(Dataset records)
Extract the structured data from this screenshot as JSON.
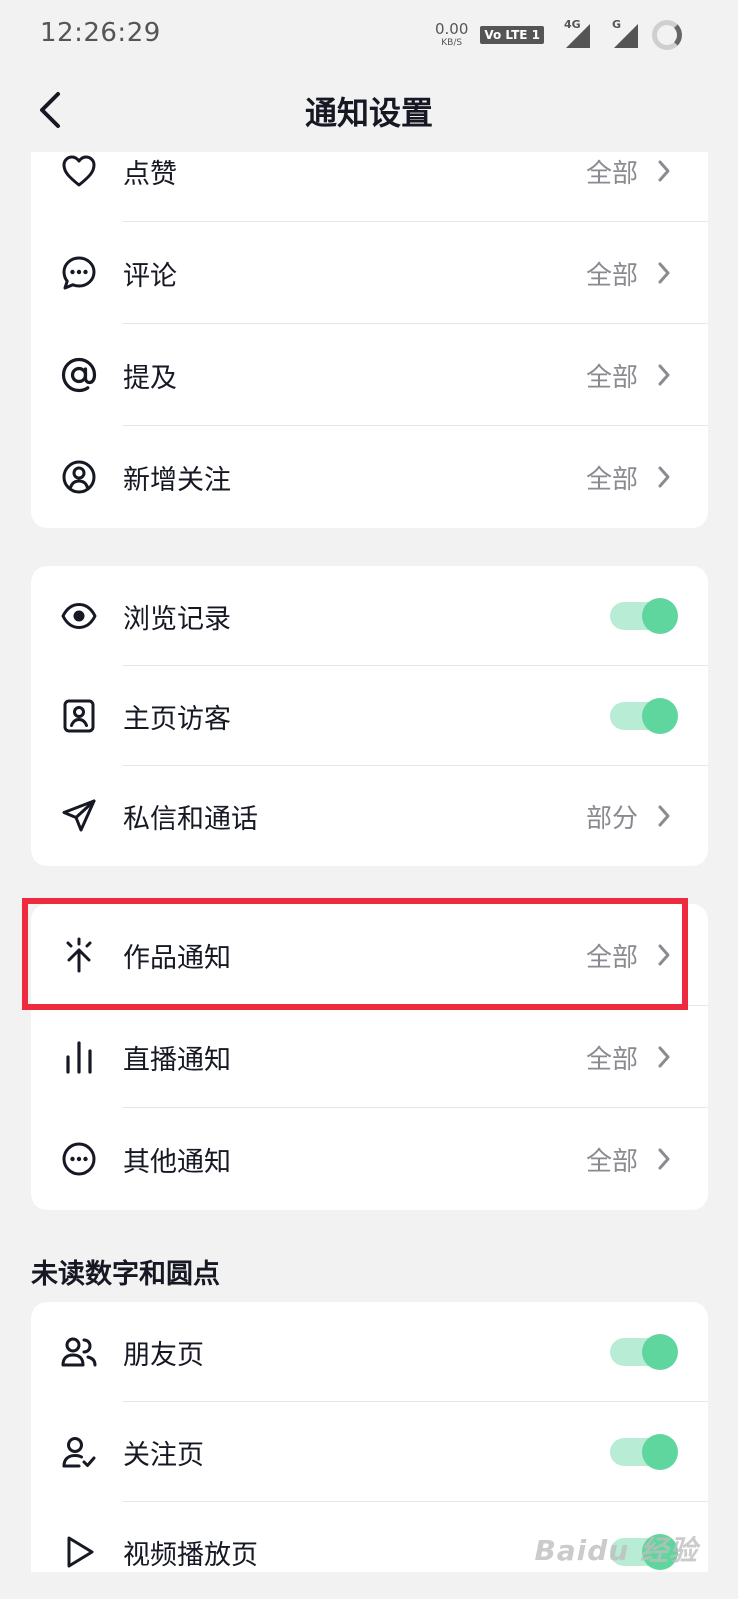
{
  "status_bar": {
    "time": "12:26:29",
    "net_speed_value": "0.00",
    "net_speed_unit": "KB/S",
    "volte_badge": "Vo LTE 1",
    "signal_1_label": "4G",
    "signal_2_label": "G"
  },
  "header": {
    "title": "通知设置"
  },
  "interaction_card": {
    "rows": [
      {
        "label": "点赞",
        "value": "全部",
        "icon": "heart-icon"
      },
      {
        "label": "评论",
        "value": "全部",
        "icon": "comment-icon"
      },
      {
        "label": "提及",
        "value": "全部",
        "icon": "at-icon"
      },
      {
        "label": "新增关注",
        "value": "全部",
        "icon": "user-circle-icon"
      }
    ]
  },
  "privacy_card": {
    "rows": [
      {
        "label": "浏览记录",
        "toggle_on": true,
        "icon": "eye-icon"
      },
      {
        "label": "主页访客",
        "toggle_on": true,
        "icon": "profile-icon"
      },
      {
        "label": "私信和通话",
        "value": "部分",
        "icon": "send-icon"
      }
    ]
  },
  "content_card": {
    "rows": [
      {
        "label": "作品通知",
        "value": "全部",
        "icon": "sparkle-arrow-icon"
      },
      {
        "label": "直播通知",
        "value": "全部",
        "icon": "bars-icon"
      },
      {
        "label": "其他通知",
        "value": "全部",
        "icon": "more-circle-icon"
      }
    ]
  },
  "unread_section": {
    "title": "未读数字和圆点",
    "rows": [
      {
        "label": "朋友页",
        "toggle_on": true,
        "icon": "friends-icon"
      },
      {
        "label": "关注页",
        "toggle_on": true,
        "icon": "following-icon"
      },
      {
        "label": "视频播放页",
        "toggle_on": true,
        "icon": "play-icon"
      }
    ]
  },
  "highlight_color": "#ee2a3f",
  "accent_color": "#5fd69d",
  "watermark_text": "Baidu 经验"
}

* * *

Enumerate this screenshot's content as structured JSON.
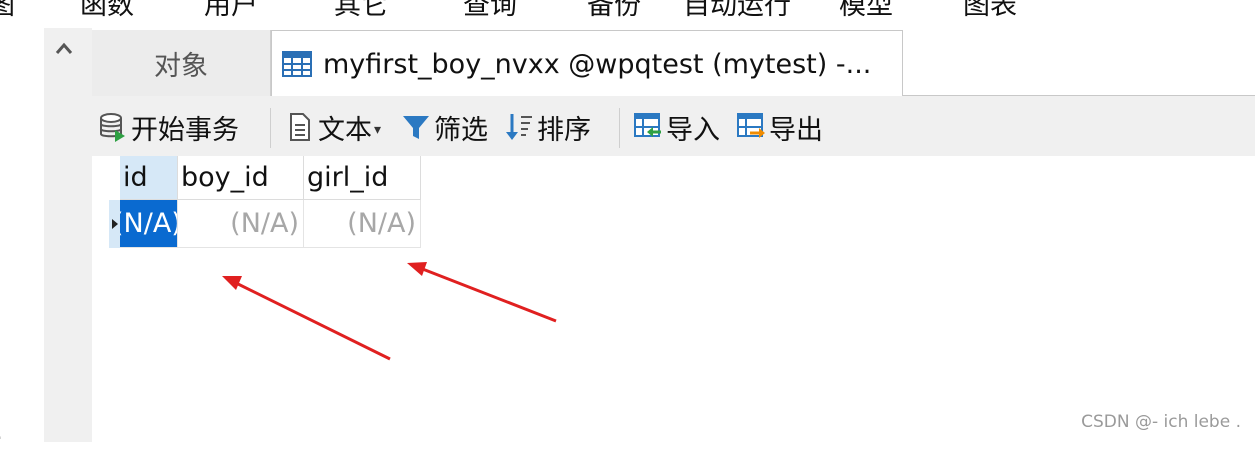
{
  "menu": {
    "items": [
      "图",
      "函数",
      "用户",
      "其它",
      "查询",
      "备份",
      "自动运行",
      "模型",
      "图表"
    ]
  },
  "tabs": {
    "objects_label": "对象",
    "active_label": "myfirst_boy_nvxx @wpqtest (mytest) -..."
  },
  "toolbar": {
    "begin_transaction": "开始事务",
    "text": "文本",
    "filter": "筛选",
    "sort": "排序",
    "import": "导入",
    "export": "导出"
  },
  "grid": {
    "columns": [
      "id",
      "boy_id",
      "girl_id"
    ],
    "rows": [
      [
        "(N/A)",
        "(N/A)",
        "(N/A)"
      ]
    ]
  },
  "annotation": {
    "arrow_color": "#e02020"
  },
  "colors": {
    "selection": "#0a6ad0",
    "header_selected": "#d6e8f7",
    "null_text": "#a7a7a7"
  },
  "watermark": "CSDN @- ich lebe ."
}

- The exercise -
Where a line holds "circle", copy that line.

- Task answer -
        "icon": "user-circle-icon"
        "icon": "more-circle-icon"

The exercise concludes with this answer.